SOURCE RECORDS:

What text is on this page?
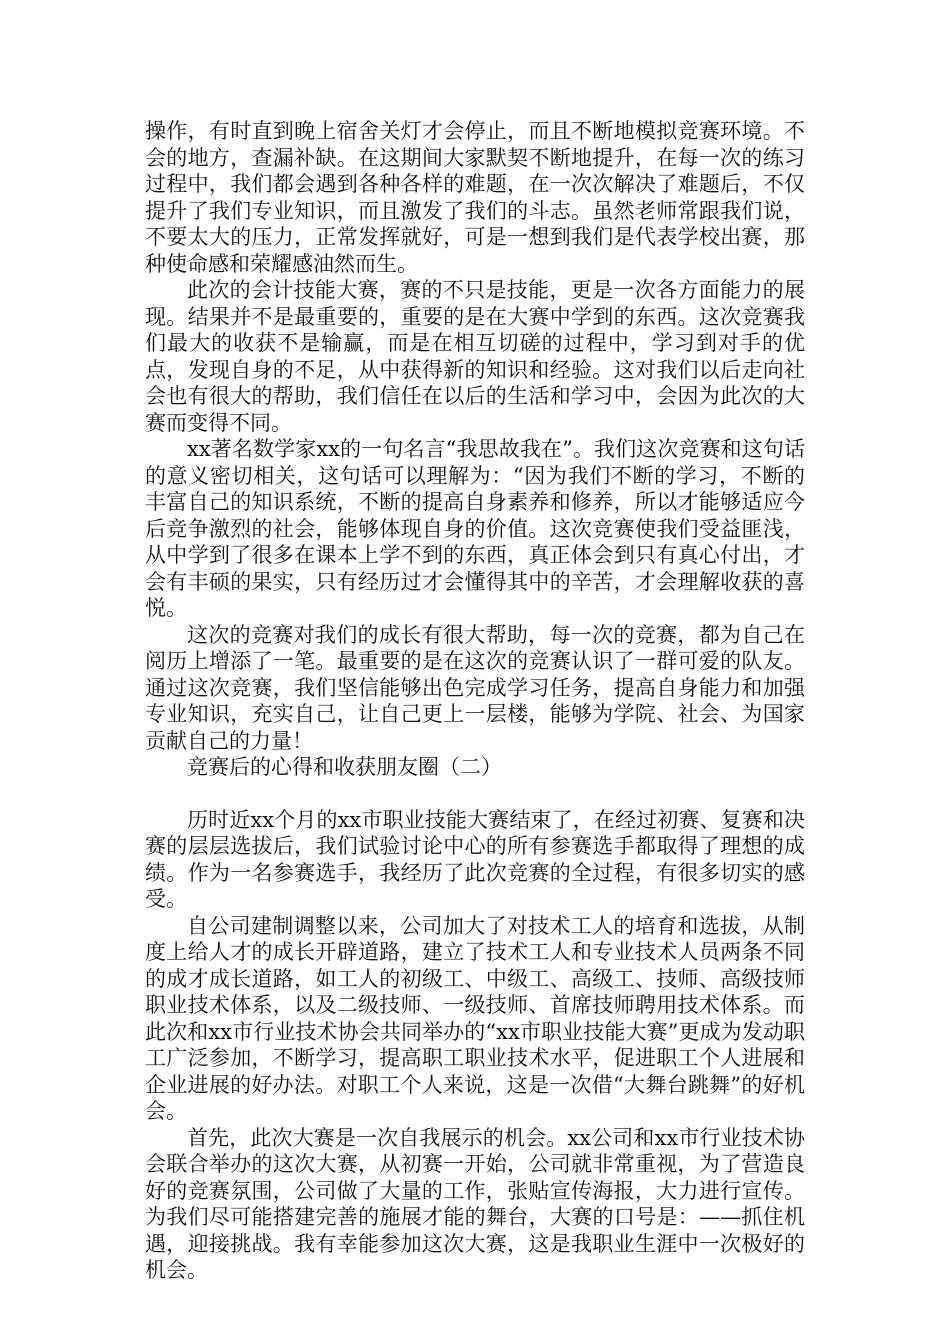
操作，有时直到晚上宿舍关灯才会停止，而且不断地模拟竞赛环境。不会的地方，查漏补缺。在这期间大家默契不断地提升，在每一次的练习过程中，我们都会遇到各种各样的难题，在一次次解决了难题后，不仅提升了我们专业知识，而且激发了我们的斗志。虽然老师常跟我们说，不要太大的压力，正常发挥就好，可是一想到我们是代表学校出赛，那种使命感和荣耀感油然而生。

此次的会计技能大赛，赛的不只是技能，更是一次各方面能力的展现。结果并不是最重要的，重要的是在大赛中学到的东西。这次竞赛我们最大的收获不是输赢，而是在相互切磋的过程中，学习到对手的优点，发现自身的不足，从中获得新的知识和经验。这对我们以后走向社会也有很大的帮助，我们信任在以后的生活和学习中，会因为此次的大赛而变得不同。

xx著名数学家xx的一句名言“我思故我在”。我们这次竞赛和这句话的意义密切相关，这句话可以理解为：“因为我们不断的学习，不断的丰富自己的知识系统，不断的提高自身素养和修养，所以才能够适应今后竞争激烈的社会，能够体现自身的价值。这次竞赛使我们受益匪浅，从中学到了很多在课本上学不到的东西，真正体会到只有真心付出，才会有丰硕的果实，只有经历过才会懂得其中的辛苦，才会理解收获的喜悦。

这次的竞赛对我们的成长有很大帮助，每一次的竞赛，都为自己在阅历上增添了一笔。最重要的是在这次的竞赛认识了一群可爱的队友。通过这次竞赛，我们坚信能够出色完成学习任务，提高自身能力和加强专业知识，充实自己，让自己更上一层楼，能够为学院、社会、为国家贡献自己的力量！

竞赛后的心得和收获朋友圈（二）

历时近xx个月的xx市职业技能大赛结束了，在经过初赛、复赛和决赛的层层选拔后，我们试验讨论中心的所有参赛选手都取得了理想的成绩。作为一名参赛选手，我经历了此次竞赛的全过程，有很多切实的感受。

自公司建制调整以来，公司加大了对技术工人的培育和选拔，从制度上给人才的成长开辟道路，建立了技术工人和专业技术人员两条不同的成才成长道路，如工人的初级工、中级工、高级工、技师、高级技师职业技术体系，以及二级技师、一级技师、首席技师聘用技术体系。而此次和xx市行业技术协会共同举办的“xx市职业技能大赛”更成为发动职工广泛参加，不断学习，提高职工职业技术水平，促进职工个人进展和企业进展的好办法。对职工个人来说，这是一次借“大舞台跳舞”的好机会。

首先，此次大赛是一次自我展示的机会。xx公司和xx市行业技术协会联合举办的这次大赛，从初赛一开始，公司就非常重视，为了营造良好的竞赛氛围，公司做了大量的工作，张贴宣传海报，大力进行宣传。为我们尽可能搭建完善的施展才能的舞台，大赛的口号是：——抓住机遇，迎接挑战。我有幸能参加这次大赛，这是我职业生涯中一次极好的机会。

EXERCISE INSTRUCTIONS:
Print every entry exactly as written, without the pictures.

FULL SOLUTION:
What text is on this page?
操作，有时直到晚上宿舍关灯才会停止，而且不断地模拟竞赛环境。不会的地方，查漏补缺。在这期间大家默契不断地提升，在每一次的练习过程中，我们都会遇到各种各样的难题，在一次次解决了难题后，不仅提升了我们专业知识，而且激发了我们的斗志。虽然老师常跟我们说，不要太大的压力，正常发挥就好，可是一想到我们是代表学校出赛，那种使命感和荣耀感油然而生。

此次的会计技能大赛，赛的不只是技能，更是一次各方面能力的展现。结果并不是最重要的，重要的是在大赛中学到的东西。这次竞赛我们最大的收获不是输赢，而是在相互切磋的过程中，学习到对手的优点，发现自身的不足，从中获得新的知识和经验。这对我们以后走向社会也有很大的帮助，我们信任在以后的生活和学习中，会因为此次的大赛而变得不同。

xx著名数学家xx的一句名言“我思故我在”。我们这次竞赛和这句话的意义密切相关，这句话可以理解为：“因为我们不断的学习，不断的丰富自己的知识系统，不断的提高自身素养和修养，所以才能够适应今后竞争激烈的社会，能够体现自身的价值。这次竞赛使我们受益匪浅，从中学到了很多在课本上学不到的东西，真正体会到只有真心付出，才会有丰硕的果实，只有经历过才会懂得其中的辛苦，才会理解收获的喜悦。

这次的竞赛对我们的成长有很大帮助，每一次的竞赛，都为自己在阅历上增添了一笔。最重要的是在这次的竞赛认识了一群可爱的队友。通过这次竞赛，我们坚信能够出色完成学习任务，提高自身能力和加强专业知识，充实自己，让自己更上一层楼，能够为学院、社会、为国家贡献自己的力量！

竞赛后的心得和收获朋友圈（二）

历时近xx个月的xx市职业技能大赛结束了，在经过初赛、复赛和决赛的层层选拔后，我们试验讨论中心的所有参赛选手都取得了理想的成绩。作为一名参赛选手，我经历了此次竞赛的全过程，有很多切实的感受。

自公司建制调整以来，公司加大了对技术工人的培育和选拔，从制度上给人才的成长开辟道路，建立了技术工人和专业技术人员两条不同的成才成长道路，如工人的初级工、中级工、高级工、技师、高级技师职业技术体系，以及二级技师、一级技师、首席技师聘用技术体系。而此次和xx市行业技术协会共同举办的“xx市职业技能大赛”更成为发动职工广泛参加，不断学习，提高职工职业技术水平，促进职工个人进展和企业进展的好办法。对职工个人来说，这是一次借“大舞台跳舞”的好机会。

首先，此次大赛是一次自我展示的机会。xx公司和xx市行业技术协会联合举办的这次大赛，从初赛一开始，公司就非常重视，为了营造良好的竞赛氛围，公司做了大量的工作，张贴宣传海报，大力进行宣传。为我们尽可能搭建完善的施展才能的舞台，大赛的口号是：——抓住机遇，迎接挑战。我有幸能参加这次大赛，这是我职业生涯中一次极好的机会。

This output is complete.